Objective: Write out the whole listing again, exactly.

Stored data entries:
┄┄┄┄┄┄

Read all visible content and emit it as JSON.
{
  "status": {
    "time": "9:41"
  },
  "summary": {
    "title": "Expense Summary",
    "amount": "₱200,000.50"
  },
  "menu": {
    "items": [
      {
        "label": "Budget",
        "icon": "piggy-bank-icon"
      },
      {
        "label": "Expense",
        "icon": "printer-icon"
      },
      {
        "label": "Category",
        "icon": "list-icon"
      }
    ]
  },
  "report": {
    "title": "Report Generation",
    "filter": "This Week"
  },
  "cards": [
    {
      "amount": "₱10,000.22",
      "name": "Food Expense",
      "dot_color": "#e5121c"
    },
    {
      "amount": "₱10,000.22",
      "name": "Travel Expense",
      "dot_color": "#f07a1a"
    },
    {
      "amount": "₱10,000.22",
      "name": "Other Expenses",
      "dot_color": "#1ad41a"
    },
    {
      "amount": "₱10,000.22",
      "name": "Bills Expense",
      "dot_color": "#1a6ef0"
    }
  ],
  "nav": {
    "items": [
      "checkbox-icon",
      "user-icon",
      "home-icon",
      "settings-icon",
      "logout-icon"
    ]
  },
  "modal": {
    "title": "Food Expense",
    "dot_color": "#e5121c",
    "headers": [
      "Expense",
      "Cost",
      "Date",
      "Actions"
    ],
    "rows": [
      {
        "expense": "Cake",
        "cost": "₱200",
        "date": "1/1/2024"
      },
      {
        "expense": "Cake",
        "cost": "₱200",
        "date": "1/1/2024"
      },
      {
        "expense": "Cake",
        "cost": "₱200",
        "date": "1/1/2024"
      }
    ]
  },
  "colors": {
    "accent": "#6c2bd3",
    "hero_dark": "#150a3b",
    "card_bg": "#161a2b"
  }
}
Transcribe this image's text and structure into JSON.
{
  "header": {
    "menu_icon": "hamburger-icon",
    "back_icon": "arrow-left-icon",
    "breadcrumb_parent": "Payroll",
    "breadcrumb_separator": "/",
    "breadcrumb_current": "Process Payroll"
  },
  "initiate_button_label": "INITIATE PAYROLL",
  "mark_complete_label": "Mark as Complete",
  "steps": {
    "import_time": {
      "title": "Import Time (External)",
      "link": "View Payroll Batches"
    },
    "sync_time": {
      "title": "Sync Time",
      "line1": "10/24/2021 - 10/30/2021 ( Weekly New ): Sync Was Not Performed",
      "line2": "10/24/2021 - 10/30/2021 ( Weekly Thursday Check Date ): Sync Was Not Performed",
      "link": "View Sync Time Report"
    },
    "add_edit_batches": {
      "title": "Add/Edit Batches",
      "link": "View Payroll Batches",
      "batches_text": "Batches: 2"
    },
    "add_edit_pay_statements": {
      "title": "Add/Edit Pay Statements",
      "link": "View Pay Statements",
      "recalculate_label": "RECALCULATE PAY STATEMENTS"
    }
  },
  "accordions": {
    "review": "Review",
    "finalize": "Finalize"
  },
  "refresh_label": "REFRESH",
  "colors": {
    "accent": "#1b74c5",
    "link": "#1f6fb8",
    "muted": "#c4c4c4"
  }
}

┄┄┄┄┄┄

Complete answer:
Read all visible content and emit it as JSON.
{
  "status": {
    "time": "9:41"
  },
  "summary": {
    "title": "Expense Summary",
    "amount": "₱200,000.50"
  },
  "menu": {
    "items": [
      {
        "label": "Budget",
        "icon": "piggy-bank-icon"
      },
      {
        "label": "Expense",
        "icon": "printer-icon"
      },
      {
        "label": "Category",
        "icon": "list-icon"
      }
    ]
  },
  "report": {
    "title": "Report Generation",
    "filter": "This Week"
  },
  "cards": [
    {
      "amount": "₱10,000.22",
      "name": "Food Expense",
      "dot_color": "#e5121c"
    },
    {
      "amount": "₱10,000.22",
      "name": "Travel Expense",
      "dot_color": "#f07a1a"
    },
    {
      "amount": "₱10,000.22",
      "name": "Other Expenses",
      "dot_color": "#1ad41a"
    },
    {
      "amount": "₱10,000.22",
      "name": "Bills Expense",
      "dot_color": "#1a6ef0"
    }
  ],
  "nav": {
    "items": [
      "checkbox-icon",
      "user-icon",
      "home-icon",
      "settings-icon",
      "logout-icon"
    ]
  },
  "modal": {
    "title": "Food Expense",
    "dot_color": "#e5121c",
    "headers": [
      "Expense",
      "Cost",
      "Date",
      "Actions"
    ],
    "rows": [
      {
        "expense": "Cake",
        "cost": "₱200",
        "date": "1/1/2024"
      },
      {
        "expense": "Cake",
        "cost": "₱200",
        "date": "1/1/2024"
      },
      {
        "expense": "Cake",
        "cost": "₱200",
        "date": "1/1/2024"
      }
    ]
  },
  "colors": {
    "accent": "#6c2bd3",
    "hero_dark": "#150a3b",
    "card_bg": "#161a2b"
  }
}
Transcribe this image's text and structure into JSON.
{
  "header": {
    "menu_icon": "hamburger-icon",
    "back_icon": "arrow-left-icon",
    "breadcrumb_parent": "Payroll",
    "breadcrumb_separator": "/",
    "breadcrumb_current": "Process Payroll"
  },
  "initiate_button_label": "INITIATE PAYROLL",
  "mark_complete_label": "Mark as Complete",
  "steps": {
    "import_time": {
      "title": "Import Time (External)",
      "link": "View Payroll Batches"
    },
    "sync_time": {
      "title": "Sync Time",
      "line1": "10/24/2021 - 10/30/2021 ( Weekly New ): Sync Was Not Performed",
      "line2": "10/24/2021 - 10/30/2021 ( Weekly Thursday Check Date ): Sync Was Not Performed",
      "link": "View Sync Time Report"
    },
    "add_edit_batches": {
      "title": "Add/Edit Batches",
      "link": "View Payroll Batches",
      "batches_text": "Batches: 2"
    },
    "add_edit_pay_statements": {
      "title": "Add/Edit Pay Statements",
      "link": "View Pay Statements",
      "recalculate_label": "RECALCULATE PAY STATEMENTS"
    }
  },
  "accordions": {
    "review": "Review",
    "finalize": "Finalize"
  },
  "refresh_label": "REFRESH",
  "colors": {
    "accent": "#1b74c5",
    "link": "#1f6fb8",
    "muted": "#c4c4c4"
  }
}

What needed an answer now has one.